GIVEN EXERCISE. Every line holding the string "data" should be gathered.

****************

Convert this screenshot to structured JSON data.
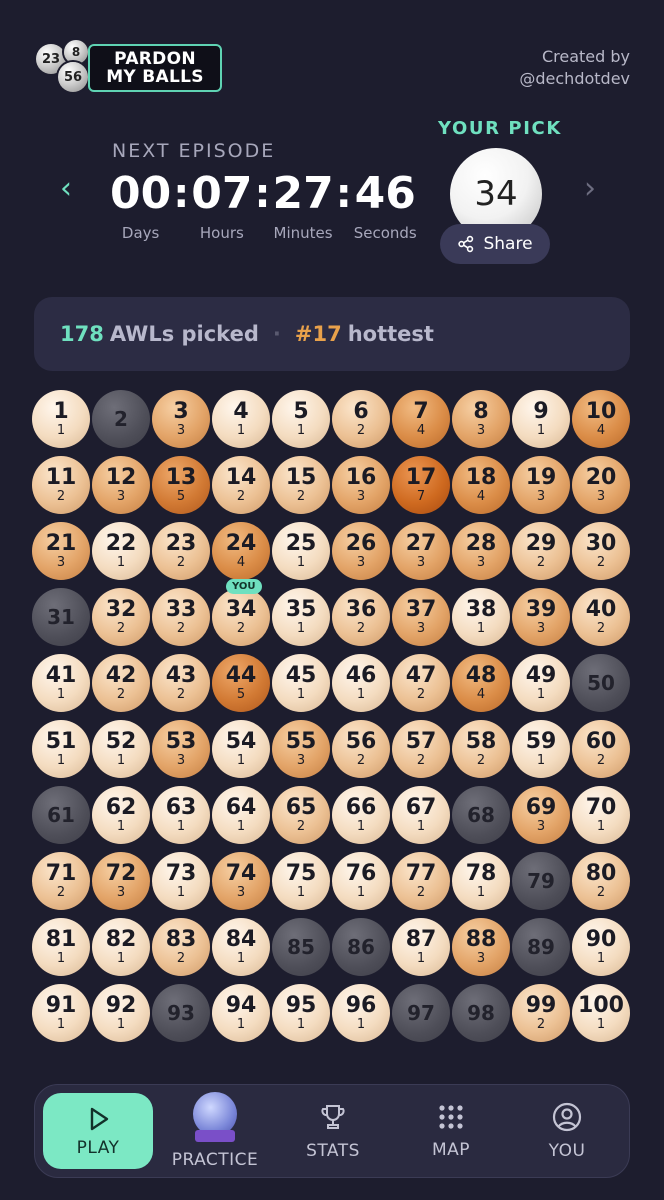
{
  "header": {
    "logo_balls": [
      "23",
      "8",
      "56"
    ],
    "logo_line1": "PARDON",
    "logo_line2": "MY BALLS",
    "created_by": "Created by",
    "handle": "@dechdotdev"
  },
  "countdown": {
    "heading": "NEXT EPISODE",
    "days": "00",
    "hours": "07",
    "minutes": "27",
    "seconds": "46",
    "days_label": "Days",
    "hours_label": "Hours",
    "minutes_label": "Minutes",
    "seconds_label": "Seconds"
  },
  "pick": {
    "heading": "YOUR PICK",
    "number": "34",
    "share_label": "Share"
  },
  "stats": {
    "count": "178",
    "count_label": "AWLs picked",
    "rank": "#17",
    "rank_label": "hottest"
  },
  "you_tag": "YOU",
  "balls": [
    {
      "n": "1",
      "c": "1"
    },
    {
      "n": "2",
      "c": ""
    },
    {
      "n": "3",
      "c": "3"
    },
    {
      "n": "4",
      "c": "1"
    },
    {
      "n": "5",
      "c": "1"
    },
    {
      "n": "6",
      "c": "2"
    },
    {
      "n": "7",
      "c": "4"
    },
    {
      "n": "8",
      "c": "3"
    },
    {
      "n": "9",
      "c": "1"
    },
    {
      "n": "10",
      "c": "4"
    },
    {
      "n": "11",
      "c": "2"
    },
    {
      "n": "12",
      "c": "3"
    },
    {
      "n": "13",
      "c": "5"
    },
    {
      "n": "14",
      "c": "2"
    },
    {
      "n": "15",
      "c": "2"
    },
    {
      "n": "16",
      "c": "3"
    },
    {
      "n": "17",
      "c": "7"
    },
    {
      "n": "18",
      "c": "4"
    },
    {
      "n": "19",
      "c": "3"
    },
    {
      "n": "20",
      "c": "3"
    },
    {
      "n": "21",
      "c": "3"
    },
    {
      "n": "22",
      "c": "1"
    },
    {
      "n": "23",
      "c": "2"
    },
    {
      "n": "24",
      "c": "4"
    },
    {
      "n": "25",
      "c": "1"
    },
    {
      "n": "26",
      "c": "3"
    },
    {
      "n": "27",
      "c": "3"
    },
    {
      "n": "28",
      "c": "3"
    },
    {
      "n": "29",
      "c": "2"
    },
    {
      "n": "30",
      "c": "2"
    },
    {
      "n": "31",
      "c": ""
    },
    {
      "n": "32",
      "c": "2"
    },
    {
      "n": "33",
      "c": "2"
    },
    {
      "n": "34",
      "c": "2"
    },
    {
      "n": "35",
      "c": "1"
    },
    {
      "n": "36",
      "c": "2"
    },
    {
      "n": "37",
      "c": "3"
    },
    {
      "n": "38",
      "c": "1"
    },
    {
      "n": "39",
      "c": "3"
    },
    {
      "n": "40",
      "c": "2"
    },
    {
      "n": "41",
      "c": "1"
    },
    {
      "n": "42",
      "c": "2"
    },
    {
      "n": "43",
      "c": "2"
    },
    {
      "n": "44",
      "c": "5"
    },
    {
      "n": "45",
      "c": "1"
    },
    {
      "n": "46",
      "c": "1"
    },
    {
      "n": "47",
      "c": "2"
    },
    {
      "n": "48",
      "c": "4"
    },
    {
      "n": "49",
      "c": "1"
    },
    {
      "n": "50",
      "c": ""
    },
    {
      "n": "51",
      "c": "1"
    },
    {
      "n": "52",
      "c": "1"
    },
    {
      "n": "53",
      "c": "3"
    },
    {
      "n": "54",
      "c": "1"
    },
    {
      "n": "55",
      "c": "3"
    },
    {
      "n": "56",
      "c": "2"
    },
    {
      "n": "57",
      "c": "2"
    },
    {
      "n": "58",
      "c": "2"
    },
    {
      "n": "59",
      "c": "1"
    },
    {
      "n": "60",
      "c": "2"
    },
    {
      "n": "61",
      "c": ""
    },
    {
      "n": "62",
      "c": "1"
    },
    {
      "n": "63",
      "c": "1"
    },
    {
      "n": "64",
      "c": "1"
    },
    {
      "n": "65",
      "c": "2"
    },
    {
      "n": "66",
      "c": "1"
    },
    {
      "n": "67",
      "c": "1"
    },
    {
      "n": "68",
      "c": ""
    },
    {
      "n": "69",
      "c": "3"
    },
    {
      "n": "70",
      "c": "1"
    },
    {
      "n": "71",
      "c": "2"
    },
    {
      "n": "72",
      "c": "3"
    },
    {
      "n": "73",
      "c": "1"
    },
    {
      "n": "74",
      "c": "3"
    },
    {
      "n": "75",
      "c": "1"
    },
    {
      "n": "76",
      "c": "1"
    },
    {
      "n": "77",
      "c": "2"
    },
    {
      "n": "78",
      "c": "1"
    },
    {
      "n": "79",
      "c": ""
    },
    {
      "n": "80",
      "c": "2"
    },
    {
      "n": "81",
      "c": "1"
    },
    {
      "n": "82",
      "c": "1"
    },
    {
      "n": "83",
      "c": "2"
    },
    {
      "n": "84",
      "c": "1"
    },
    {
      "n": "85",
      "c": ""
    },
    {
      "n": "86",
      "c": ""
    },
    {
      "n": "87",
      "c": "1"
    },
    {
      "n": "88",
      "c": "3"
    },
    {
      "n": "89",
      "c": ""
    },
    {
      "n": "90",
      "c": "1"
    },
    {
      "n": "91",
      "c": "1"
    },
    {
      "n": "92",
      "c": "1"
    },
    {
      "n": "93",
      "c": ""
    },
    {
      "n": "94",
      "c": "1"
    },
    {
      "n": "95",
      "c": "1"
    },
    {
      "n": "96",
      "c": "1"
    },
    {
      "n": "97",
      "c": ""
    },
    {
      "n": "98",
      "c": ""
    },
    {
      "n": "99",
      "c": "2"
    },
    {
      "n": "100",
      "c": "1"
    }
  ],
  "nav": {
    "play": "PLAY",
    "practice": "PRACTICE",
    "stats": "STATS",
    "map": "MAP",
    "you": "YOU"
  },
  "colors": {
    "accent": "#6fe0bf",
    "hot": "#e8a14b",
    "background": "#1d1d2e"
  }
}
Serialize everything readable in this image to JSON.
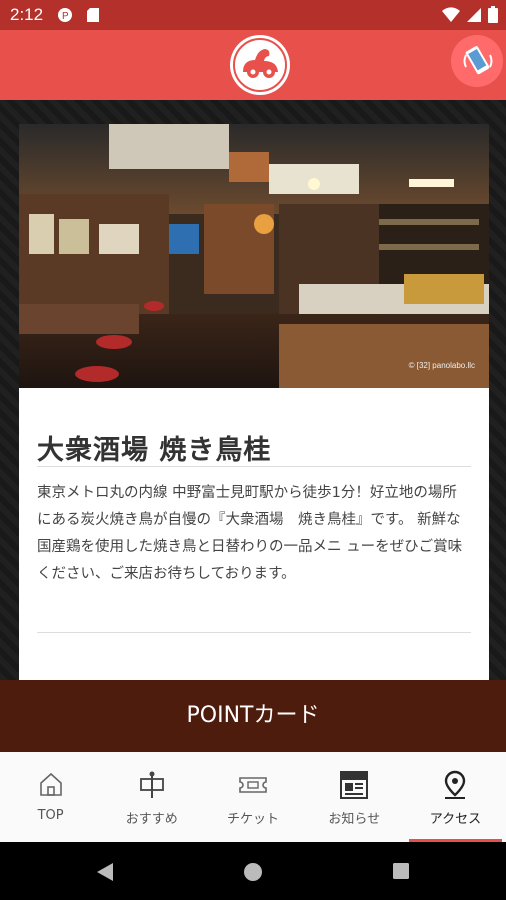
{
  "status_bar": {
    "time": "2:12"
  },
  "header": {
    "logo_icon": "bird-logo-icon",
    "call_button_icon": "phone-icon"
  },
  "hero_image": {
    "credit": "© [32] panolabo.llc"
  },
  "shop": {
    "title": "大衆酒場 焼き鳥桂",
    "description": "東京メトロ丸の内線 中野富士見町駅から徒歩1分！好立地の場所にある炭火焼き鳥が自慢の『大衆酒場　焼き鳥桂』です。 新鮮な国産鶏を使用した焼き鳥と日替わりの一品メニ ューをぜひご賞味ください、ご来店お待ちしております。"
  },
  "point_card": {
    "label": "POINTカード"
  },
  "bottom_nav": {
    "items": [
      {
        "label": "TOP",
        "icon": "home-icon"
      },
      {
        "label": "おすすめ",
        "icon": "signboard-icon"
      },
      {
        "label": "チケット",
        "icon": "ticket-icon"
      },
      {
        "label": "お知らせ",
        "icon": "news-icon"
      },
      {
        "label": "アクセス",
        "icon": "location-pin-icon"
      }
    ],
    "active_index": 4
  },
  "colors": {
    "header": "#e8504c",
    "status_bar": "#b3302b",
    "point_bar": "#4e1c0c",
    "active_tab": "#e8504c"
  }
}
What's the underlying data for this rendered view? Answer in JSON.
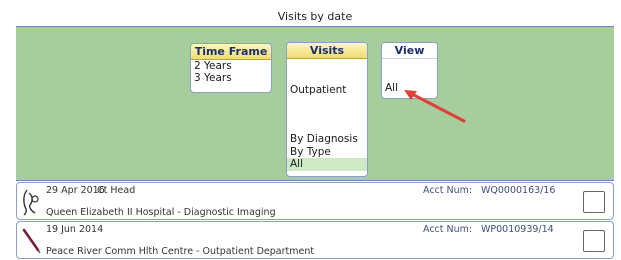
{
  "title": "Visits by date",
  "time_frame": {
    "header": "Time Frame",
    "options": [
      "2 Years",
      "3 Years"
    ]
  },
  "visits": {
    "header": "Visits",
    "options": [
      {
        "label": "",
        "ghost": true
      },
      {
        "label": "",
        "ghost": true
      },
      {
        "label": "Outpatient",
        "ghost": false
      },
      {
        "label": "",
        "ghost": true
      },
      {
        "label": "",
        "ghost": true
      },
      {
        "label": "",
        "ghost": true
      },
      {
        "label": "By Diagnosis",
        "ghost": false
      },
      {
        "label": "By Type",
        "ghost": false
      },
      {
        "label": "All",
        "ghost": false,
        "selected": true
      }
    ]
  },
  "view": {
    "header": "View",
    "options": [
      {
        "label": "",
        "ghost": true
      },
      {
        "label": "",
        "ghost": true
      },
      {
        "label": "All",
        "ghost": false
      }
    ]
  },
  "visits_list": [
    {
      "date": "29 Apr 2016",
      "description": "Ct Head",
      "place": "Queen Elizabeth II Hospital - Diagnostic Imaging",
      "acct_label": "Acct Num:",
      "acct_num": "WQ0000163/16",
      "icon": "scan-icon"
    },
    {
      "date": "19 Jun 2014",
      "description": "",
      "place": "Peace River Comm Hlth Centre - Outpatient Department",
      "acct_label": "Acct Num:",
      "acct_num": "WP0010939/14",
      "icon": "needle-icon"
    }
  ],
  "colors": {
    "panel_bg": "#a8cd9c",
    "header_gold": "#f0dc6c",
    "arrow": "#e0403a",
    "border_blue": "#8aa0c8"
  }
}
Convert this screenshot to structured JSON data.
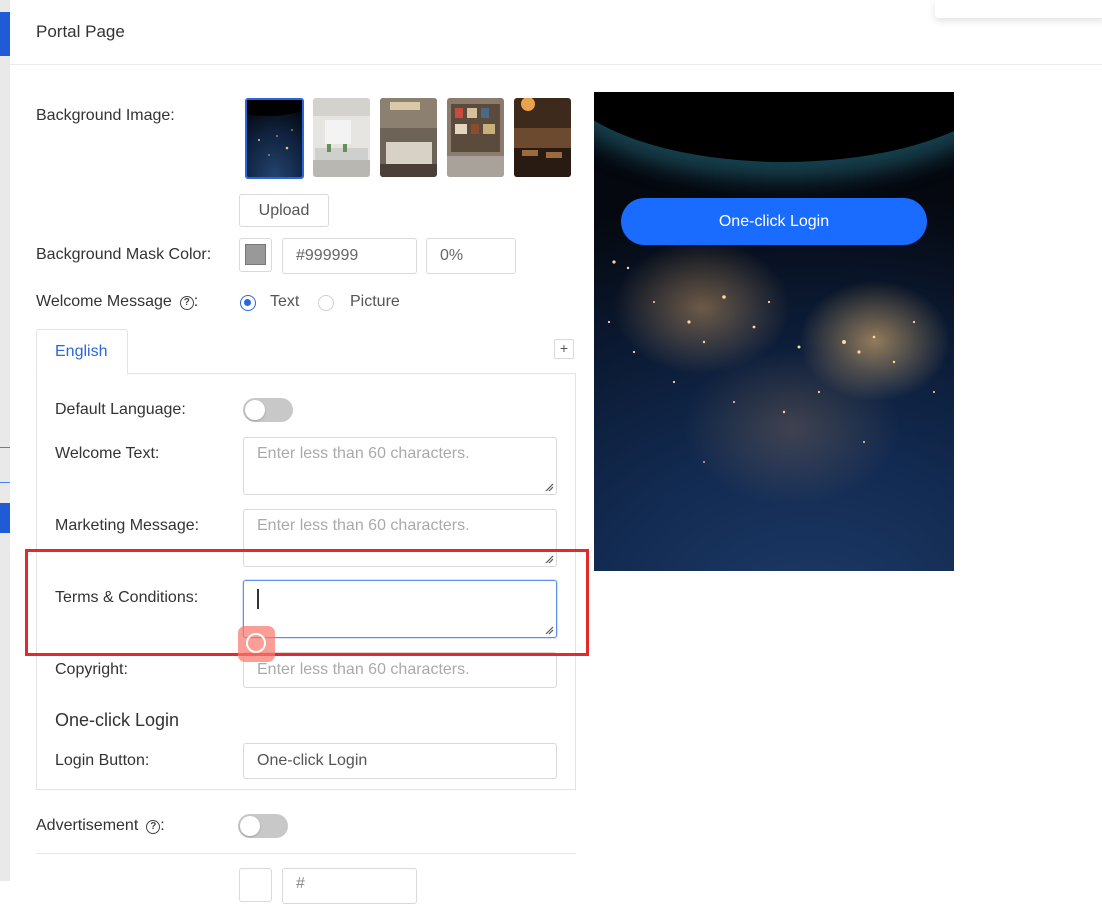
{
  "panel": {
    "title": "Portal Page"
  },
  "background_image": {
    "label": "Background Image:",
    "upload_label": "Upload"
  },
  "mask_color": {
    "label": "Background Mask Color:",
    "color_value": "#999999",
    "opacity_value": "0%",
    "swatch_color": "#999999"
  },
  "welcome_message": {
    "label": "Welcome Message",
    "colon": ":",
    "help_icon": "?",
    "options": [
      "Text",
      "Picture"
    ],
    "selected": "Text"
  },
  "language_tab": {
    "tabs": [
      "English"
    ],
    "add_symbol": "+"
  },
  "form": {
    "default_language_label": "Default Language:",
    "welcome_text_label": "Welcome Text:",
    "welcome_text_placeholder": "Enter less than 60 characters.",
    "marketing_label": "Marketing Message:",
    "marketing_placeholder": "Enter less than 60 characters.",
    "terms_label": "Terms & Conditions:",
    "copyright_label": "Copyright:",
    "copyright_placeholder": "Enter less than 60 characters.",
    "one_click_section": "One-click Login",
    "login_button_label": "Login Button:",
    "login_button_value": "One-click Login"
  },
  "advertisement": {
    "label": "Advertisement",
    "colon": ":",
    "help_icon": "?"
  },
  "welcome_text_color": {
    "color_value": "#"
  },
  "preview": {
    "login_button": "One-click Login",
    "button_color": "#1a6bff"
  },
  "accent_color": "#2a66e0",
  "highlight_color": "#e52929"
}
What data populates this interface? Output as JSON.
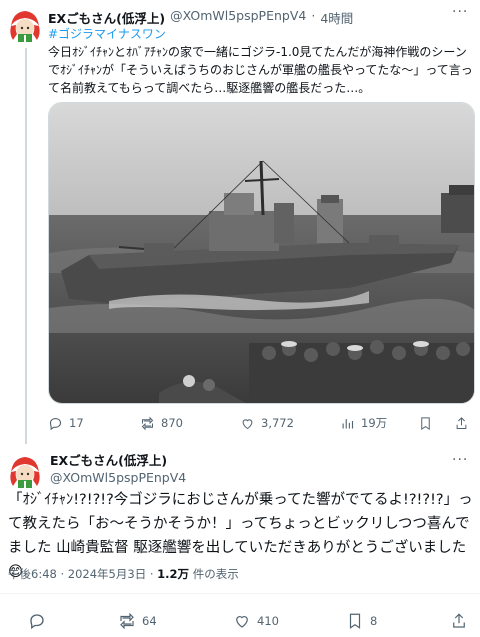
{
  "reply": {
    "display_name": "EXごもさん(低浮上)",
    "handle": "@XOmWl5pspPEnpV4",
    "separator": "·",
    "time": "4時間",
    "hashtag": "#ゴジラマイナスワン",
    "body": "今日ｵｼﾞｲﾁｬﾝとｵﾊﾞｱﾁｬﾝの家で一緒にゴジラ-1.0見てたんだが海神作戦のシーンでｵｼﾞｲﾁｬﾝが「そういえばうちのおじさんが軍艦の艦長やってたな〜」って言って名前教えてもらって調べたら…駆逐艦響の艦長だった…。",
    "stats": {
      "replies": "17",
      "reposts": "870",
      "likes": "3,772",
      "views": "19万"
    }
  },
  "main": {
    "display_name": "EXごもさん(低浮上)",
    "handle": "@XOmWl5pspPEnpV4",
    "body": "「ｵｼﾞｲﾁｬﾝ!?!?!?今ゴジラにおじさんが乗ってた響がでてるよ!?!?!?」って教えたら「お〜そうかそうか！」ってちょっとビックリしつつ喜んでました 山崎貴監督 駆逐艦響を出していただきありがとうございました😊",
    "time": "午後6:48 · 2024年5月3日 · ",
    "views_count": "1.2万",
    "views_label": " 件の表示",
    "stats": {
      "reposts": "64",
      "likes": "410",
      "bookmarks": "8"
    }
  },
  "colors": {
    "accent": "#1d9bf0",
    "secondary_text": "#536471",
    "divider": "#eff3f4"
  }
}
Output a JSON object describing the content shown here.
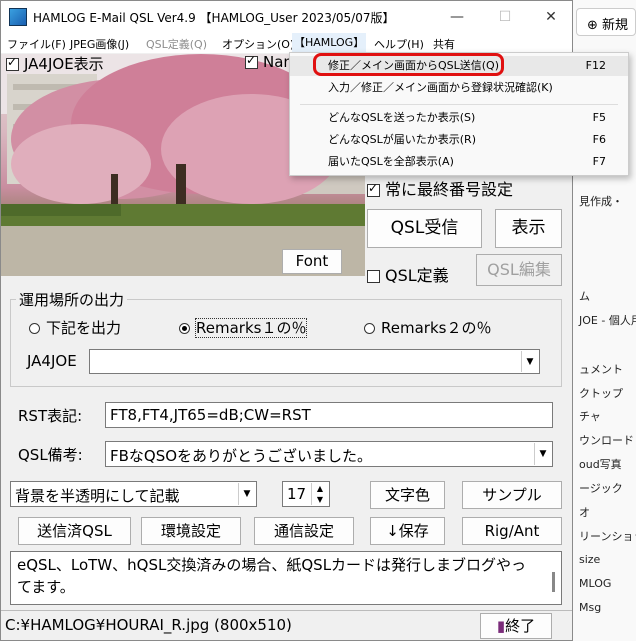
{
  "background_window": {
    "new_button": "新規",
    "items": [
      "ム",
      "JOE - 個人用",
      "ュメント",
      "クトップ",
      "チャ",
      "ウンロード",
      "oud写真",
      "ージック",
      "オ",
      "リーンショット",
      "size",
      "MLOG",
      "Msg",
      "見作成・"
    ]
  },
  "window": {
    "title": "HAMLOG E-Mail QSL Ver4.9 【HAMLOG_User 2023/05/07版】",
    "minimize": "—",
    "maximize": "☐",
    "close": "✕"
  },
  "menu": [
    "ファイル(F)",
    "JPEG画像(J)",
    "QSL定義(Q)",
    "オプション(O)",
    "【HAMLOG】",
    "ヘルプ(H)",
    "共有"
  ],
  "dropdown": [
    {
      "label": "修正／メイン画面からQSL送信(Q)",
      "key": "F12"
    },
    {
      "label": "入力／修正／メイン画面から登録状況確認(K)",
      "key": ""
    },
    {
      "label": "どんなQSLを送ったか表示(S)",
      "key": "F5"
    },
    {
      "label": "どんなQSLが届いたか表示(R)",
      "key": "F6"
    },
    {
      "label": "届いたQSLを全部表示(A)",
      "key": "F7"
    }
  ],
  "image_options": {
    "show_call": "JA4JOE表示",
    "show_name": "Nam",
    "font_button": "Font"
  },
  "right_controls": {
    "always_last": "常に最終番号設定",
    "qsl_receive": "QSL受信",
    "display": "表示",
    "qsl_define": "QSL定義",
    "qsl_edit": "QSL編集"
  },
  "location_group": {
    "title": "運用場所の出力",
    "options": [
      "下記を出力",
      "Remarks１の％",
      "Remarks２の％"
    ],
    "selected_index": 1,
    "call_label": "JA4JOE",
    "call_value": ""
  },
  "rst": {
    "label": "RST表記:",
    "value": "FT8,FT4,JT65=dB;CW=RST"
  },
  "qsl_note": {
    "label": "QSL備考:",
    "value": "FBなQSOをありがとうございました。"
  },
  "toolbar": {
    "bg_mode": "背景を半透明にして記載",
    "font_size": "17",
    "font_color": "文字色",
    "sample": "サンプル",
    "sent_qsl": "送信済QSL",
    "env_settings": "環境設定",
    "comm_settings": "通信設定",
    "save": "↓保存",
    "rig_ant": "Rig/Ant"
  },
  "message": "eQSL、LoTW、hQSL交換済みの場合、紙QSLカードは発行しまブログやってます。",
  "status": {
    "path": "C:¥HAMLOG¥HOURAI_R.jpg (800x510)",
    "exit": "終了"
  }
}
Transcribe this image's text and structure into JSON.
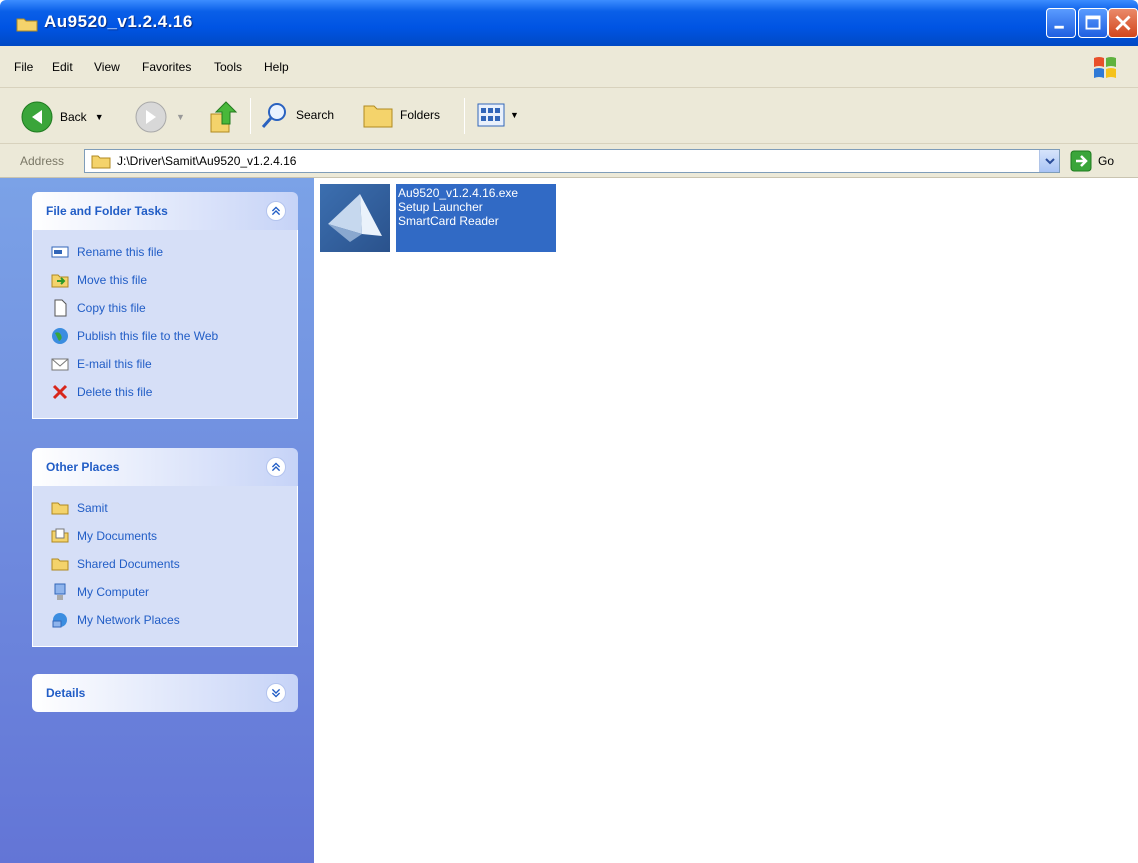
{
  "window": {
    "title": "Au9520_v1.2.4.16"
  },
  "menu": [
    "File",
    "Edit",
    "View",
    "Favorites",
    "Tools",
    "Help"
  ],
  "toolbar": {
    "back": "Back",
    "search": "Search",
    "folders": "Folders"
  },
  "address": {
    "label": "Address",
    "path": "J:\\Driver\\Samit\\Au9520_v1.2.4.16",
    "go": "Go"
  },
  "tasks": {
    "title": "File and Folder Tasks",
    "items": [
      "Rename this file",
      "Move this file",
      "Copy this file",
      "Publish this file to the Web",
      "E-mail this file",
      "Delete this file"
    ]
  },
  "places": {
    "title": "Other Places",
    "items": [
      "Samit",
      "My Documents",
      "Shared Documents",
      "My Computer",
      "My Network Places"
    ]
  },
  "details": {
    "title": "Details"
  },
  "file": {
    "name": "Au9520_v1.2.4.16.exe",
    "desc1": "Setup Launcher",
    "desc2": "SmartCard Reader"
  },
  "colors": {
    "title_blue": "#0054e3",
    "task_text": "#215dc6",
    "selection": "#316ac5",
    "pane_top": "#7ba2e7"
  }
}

****************

RESPONSE.
Convert this screenshot to structured JSON data.
What's the underlying data for this rendered view? Answer in JSON.
Convert this screenshot to structured JSON data.
What data populates this interface? Output as JSON.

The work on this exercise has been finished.